• _Supplied text_
++++++++

Exhibit 99.1
AeroGrow Reports Results for the Fourth Quarter and Full Year Ended March 31, 2016
·
|
Fourth Quarter sales increase 43% to $5.1 million
|
·
|
Full Year sales increase 10% to $19.6 million
|
·
|
Fourth Quarter Adjusted EBITDA improves by $649,000
|
·
|
Full Year Adjusted EBITDA positive for second consecutive year
|
·
|
Full Year gross margin improves by nearly 500 basis points to 36%
|
BOULDER, CO—(Marketwired – June 15, 2016) – AeroGrow International, Inc. (OTCQB: AERO) ("AeroGrow" or the "Company"), today announced results for the fourth quarter and Fiscal Year (FY) ended March 31, 2016. AeroGrow is the manufacturer and distributor of the world’s leading indoor gardening systems – the AeroGarden line of Smart Countertop Gardens®.
For the year ended March 31, 2016 the Company recorded total revenue of $19.6 million, an increase of 10% over the same period in the prior year. Adjusted EBITDA for the full year remained positive for a second consecutive year at $304,000 vs. $609,000 in the prior year period. Results for the 4th quarter ended March 31, 2016 saw net revenue increase 43% year over year to $5.1 million and Adjusted EBITDA for the quarter improved $649,000 to $182,000.
President and CEO J. Michael Wolfe commented that “our core strategy for FY 2016 was to moderate our growth to ensure we achieved strong improvements to our gross margins and refine our distribution strategy. We grew revenue by 10% last year, with accelerated growth in the second half of the year including 43% growth in our Q4. I’m particularly pleased by the improvement we experienced in our gross margin, which increased by nearly 500 basis points to 36% for the full year.

++++++++

Continue the AeroGrow earnings release from the point where the text ends. The lines after this point are not needed for the work.

• _Dataset records_
++++++++

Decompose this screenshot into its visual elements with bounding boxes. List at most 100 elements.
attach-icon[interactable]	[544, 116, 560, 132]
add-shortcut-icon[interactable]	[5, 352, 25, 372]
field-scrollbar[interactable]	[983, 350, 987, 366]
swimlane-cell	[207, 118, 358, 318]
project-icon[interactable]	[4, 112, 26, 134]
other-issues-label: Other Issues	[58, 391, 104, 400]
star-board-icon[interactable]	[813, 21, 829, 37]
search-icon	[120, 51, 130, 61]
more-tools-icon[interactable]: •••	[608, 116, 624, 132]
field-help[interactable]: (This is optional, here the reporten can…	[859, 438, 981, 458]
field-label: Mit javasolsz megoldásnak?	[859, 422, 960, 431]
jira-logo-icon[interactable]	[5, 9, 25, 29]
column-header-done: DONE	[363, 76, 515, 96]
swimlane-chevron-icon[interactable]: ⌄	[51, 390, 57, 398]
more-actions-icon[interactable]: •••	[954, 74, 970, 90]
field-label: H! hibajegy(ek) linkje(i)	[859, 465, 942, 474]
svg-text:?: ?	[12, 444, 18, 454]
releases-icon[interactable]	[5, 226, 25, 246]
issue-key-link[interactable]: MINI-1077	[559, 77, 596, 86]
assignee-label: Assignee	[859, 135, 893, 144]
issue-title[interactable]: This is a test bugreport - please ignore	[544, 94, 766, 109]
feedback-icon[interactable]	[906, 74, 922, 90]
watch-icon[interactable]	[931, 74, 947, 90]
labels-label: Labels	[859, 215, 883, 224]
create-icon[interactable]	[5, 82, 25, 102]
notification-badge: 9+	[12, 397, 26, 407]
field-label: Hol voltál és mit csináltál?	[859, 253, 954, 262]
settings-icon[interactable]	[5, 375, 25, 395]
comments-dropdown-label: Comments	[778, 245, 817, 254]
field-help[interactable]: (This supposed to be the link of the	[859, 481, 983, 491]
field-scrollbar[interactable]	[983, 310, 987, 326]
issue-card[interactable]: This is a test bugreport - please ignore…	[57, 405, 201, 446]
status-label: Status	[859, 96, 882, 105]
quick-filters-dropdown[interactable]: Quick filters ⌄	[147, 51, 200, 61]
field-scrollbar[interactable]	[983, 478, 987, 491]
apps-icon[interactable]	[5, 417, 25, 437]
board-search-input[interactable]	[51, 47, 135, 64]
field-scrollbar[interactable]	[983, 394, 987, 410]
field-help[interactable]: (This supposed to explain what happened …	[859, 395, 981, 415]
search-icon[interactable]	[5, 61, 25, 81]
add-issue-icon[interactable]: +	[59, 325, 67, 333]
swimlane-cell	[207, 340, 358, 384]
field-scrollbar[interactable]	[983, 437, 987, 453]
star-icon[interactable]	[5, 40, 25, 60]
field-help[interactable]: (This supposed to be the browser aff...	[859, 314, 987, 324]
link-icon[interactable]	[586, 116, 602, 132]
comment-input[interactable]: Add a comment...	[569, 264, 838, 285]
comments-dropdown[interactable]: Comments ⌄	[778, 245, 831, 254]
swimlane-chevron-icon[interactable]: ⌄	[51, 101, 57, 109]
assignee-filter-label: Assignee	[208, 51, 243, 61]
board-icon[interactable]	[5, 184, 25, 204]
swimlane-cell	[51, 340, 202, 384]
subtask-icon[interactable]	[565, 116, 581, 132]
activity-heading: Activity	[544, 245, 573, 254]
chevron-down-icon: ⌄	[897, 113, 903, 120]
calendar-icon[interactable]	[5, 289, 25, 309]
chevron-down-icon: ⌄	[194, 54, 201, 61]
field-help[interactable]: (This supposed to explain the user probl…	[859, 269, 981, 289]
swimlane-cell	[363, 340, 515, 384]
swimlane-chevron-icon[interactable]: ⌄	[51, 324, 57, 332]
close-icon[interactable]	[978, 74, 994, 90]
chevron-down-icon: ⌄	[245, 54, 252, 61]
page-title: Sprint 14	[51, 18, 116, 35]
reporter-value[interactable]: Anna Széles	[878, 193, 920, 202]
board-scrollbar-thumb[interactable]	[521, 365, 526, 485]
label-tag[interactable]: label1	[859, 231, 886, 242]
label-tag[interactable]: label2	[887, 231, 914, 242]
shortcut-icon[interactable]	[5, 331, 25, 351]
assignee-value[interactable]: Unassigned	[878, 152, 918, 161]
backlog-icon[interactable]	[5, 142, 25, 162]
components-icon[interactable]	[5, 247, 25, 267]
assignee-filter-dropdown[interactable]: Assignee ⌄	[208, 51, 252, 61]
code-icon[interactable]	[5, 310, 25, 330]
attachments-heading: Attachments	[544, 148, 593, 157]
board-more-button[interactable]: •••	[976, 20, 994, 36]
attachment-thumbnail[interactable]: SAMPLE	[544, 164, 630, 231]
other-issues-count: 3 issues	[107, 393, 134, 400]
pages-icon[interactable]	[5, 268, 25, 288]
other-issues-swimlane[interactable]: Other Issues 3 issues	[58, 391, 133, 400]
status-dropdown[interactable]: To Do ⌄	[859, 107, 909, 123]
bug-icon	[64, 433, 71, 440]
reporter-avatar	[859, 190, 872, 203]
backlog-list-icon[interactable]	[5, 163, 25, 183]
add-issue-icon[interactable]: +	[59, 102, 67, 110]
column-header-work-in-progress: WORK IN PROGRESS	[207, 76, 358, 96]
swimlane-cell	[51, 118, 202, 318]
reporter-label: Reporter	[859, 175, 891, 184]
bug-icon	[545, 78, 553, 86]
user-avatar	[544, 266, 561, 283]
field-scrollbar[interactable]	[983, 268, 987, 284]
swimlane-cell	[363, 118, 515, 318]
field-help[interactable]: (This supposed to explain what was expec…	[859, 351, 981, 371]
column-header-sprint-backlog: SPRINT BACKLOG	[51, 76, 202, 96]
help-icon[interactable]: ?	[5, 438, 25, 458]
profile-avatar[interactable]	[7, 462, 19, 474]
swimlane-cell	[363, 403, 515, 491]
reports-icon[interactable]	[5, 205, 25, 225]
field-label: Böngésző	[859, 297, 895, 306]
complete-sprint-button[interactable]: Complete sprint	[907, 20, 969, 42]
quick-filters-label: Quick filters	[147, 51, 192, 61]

++++++++

• _Exercise response_
“Increased margins were the catalyst in our executing a significant brand advertising campaign that debuted in November. We were pleased with the results of this campaign which drove gains in awareness and purchase consideration among target consumers. While putting some downward pressure on EBITDA this year, it also helped drive short term sales, and we expect a long term revenue tail from the increased brand awareness. In addition, we are committed to this brand building initiative for the long-term and anticipate making significant increases in our advertising spend in FY 2017.
“The advertising spend, combined with new and improved products, helped us continue to build several proven distribution channels – and unlocked several new ones. For the first time we now have multiple, proven channels through which to sell our products profitably. We saw broad success in the .com channel where Amazon saw better than triple digit growth across the platform. We also made significant inroads in the Housewares channel with successful tests at Bed Bath & Beyond, Sur La Table and QVC. These strong sales results, combined with the gross margin improvements and continued expense controls resulted in our second consecutive year of positive EBITDA earnings – the first time in the company’s history this has been achieved.
“We begin our FY 2017 with a lot of momentum. We’ve made great progress on a number of fronts, notably sales, profitability, product efficacy, gross margins, and brand building. Our focus for FY 2017 will be to continue growing our established distribution channels while expanding the Housewares channel and launching preliminary tests in several new domestic channels. We’ll also be expanding an international sales model in Europe that is showing encouraging early results. I am extremely optimistic that in FY 2017 we will leverage the excellent progress we have made over the last several years to begin delivering consistently strong top and bottom line growth.”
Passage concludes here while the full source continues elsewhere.